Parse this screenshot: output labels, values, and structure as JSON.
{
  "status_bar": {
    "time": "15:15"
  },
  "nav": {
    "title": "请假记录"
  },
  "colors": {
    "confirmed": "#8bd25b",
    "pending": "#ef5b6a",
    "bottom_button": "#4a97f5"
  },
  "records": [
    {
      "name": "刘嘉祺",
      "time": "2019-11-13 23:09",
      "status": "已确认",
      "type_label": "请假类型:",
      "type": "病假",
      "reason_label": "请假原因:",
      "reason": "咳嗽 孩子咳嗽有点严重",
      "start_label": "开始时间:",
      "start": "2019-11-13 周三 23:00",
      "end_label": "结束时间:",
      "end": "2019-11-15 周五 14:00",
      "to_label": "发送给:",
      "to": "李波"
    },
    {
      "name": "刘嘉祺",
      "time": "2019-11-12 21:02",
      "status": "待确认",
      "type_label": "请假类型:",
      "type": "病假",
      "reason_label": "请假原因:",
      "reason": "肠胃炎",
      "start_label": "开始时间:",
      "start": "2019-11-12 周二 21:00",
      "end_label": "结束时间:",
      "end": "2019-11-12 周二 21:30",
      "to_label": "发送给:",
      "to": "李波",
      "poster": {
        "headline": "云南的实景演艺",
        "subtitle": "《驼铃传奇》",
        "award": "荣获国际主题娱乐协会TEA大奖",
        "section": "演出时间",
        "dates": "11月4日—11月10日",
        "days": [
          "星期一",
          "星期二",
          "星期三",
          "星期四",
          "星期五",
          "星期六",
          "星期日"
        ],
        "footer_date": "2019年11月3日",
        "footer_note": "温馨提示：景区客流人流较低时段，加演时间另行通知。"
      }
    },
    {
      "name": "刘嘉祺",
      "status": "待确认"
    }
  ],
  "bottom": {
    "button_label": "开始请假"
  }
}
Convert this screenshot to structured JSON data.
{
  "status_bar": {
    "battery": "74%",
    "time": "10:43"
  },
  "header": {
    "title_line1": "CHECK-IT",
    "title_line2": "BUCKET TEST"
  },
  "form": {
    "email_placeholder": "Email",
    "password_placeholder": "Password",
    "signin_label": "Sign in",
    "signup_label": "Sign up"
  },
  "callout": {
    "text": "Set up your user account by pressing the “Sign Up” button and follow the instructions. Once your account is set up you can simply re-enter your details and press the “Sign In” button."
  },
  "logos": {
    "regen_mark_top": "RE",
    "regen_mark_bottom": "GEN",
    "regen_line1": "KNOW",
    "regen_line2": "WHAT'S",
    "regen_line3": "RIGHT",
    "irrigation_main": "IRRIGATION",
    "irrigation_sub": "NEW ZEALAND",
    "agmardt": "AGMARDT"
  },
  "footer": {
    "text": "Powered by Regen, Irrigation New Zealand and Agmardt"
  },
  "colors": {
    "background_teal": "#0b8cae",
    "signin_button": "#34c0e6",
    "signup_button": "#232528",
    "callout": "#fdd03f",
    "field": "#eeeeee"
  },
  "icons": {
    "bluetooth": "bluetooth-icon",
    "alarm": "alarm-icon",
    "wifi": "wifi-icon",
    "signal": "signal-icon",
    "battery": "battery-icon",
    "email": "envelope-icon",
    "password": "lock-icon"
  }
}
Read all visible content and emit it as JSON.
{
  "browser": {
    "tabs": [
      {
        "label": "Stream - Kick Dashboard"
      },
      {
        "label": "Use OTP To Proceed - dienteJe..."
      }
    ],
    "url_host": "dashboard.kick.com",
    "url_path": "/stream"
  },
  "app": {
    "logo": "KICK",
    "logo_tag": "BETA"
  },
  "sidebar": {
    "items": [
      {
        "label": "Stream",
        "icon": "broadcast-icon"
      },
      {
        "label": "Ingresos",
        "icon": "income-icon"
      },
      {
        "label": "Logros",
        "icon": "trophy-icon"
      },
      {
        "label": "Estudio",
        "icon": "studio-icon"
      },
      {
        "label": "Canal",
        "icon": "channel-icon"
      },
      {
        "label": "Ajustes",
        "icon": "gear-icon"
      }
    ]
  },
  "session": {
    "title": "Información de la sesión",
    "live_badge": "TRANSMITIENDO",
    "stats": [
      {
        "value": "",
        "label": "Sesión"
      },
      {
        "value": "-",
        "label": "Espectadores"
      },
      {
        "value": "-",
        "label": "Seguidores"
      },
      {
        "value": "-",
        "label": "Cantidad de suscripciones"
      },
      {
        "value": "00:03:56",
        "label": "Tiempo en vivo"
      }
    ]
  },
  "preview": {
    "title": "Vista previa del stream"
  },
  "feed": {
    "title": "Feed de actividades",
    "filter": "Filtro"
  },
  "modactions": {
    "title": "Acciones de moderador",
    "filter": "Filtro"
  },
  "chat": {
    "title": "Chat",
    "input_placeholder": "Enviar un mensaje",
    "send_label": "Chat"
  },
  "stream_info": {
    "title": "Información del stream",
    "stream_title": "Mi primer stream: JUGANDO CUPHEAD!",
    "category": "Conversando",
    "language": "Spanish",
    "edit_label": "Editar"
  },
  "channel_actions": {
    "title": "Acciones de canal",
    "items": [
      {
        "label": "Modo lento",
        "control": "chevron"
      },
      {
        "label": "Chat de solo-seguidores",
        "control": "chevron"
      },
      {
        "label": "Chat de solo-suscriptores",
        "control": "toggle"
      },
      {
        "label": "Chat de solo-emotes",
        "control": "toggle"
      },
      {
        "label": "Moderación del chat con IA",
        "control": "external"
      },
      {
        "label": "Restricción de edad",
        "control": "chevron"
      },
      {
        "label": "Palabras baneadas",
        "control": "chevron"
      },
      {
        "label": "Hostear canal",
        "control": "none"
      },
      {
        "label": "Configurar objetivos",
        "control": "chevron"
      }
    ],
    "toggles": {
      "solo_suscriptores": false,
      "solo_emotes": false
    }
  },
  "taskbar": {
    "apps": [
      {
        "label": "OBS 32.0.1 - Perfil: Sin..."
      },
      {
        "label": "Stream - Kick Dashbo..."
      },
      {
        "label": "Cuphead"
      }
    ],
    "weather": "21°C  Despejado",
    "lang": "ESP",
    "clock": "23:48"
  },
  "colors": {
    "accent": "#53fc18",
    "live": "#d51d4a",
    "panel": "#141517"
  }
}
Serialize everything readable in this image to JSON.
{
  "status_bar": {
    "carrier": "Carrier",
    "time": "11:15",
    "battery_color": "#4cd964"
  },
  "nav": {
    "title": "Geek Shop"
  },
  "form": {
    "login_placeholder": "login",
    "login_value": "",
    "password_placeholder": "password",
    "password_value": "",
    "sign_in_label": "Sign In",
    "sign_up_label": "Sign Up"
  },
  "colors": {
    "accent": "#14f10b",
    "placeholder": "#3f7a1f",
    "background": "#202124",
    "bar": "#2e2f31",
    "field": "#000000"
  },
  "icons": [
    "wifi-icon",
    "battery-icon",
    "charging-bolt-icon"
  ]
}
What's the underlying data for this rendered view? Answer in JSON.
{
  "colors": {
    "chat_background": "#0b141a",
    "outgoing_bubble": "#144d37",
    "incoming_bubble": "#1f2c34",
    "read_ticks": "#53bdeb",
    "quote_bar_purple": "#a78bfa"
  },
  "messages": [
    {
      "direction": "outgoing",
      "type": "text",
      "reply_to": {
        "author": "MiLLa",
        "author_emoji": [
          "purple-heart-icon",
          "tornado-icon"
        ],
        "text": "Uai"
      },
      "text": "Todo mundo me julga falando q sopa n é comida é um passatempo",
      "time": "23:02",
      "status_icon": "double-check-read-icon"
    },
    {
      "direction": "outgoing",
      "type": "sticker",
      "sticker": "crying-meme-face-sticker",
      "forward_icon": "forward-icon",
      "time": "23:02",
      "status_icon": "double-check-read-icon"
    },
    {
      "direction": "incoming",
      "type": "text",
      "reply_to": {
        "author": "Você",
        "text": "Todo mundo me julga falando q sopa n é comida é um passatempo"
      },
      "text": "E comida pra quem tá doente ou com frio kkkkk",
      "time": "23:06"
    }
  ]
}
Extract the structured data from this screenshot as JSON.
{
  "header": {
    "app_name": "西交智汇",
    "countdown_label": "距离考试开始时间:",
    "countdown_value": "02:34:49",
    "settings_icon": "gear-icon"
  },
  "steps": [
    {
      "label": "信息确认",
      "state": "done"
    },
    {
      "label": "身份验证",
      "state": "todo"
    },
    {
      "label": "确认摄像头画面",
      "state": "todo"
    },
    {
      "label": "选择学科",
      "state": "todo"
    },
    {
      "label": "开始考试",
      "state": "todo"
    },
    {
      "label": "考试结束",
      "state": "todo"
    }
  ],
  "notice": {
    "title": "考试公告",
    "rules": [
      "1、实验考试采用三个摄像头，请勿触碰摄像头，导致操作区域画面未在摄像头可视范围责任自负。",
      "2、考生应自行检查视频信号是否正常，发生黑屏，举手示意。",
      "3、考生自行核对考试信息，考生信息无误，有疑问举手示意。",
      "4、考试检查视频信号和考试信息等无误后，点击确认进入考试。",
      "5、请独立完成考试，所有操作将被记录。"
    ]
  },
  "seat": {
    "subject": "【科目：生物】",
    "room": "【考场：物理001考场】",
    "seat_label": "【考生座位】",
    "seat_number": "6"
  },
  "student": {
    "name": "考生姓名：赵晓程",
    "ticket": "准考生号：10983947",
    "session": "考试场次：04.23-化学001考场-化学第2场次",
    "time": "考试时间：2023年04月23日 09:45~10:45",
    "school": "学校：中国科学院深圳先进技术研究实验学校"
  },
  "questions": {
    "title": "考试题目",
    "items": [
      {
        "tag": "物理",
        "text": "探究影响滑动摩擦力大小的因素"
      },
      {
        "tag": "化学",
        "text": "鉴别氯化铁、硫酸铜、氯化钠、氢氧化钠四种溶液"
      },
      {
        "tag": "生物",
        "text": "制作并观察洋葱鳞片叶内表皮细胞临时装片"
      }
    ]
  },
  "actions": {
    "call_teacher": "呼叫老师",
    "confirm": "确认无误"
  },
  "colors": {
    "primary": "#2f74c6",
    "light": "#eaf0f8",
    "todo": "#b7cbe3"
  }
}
• • • •
Copy all lines of the material above where the string "JSON" occurs.

Parse this screenshot: output labels, values, and structure as JSON.
Convert this screenshot to structured JSON data.
Read all visible content and emit it as JSON.
Serialize everything readable in this image to JSON.
What's the underlying data for this rendered view? Answer in JSON.
Extract the structured data from this screenshot as JSON.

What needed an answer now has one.